- _Task data_
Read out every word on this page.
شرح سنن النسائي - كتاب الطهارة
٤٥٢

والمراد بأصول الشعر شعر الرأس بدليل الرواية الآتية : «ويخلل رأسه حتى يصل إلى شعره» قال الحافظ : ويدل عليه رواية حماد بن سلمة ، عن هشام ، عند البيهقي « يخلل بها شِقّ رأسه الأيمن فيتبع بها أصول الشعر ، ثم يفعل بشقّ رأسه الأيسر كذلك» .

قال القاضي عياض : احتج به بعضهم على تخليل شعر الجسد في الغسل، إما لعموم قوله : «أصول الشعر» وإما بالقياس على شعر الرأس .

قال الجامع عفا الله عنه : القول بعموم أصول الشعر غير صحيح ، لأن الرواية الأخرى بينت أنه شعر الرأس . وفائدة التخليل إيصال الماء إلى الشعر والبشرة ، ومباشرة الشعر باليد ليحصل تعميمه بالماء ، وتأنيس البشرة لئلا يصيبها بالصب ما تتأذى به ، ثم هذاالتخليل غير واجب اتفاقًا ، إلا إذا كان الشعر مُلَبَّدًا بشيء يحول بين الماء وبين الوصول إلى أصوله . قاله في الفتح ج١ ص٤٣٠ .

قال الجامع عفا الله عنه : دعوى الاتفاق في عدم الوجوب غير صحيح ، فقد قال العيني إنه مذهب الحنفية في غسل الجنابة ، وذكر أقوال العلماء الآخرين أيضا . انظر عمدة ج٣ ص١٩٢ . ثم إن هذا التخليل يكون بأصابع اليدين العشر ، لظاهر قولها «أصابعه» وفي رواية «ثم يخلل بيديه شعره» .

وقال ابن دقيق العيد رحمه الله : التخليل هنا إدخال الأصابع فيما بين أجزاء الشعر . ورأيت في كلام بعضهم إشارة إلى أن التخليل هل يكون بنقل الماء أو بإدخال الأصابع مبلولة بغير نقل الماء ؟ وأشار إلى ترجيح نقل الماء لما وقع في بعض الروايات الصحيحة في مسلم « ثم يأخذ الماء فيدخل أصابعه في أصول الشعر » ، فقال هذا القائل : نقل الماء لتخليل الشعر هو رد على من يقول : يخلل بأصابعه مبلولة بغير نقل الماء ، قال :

--

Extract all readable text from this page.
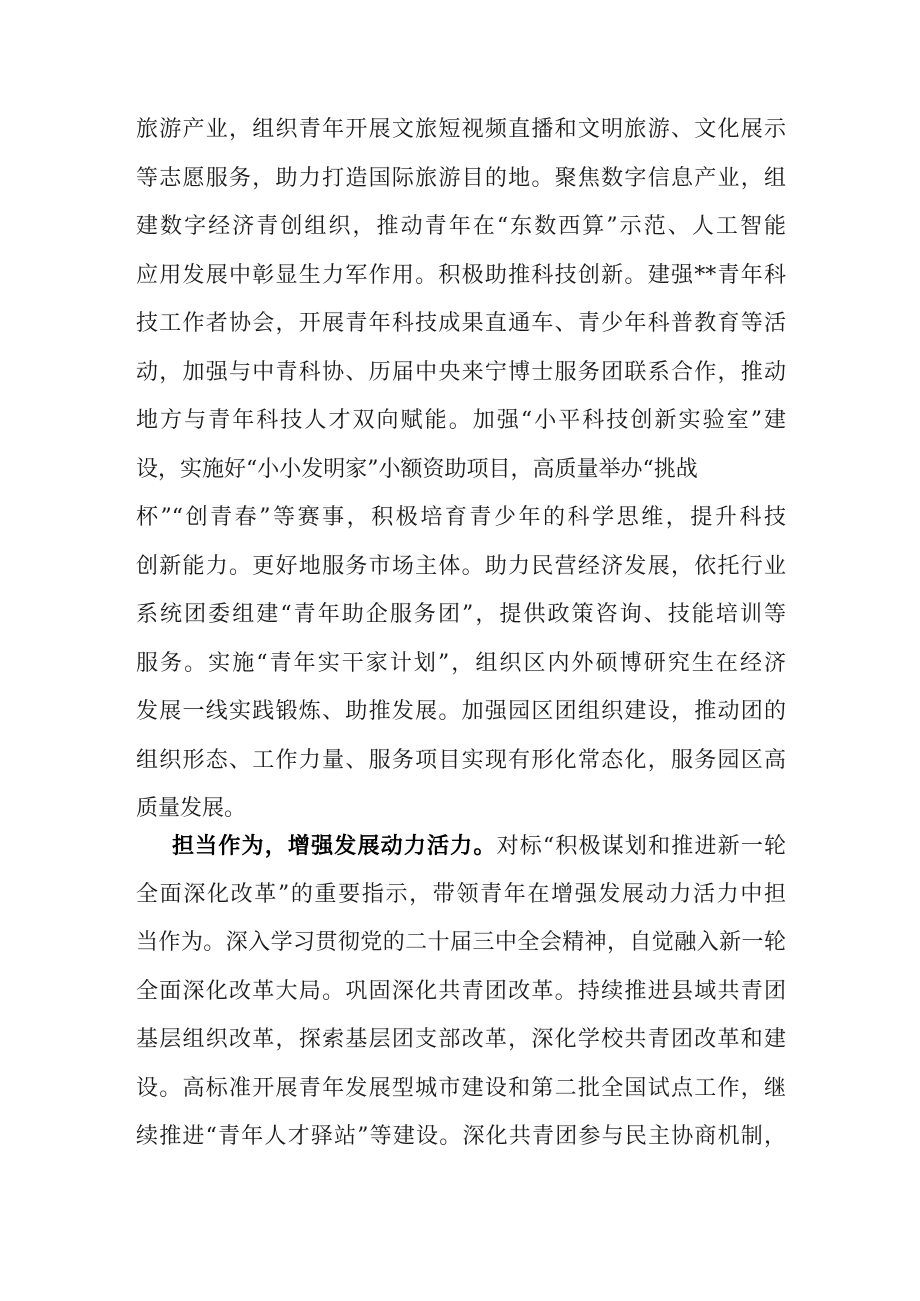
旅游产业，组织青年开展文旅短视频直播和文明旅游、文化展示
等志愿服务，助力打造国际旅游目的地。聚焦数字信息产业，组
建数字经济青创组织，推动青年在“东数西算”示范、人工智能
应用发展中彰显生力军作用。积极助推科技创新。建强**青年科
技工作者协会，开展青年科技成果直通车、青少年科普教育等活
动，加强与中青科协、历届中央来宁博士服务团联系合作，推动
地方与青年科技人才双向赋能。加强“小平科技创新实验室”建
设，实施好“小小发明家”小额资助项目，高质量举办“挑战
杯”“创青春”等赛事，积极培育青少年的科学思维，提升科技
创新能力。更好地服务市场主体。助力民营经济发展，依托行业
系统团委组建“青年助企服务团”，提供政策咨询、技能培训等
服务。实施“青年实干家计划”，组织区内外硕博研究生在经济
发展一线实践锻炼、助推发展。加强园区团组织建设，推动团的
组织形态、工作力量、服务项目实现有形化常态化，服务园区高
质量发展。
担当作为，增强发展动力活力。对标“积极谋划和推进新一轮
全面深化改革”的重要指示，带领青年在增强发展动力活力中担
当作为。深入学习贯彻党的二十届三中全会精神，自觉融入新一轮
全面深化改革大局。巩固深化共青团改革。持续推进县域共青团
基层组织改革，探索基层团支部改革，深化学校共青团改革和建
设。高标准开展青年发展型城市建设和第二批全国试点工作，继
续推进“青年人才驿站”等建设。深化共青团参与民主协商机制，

--

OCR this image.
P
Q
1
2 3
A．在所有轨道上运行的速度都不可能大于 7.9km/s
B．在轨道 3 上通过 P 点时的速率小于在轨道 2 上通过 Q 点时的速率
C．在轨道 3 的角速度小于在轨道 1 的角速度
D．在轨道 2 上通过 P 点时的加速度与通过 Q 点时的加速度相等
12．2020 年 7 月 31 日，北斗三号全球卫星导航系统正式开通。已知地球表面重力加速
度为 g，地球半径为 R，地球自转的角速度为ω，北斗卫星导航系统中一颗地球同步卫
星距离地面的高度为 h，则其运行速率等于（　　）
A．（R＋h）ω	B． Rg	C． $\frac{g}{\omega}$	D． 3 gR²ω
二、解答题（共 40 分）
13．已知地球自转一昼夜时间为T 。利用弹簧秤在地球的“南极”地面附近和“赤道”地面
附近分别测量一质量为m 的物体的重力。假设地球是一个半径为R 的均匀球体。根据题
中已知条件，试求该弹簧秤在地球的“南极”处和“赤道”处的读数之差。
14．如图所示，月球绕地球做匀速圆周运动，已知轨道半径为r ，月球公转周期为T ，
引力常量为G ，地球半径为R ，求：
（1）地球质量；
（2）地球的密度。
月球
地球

- _Requirements_
Look for "this" and pull out every line that has it.

- _The result_
Read out every word on this page.
Extract all readable text from this page.
OCR this image.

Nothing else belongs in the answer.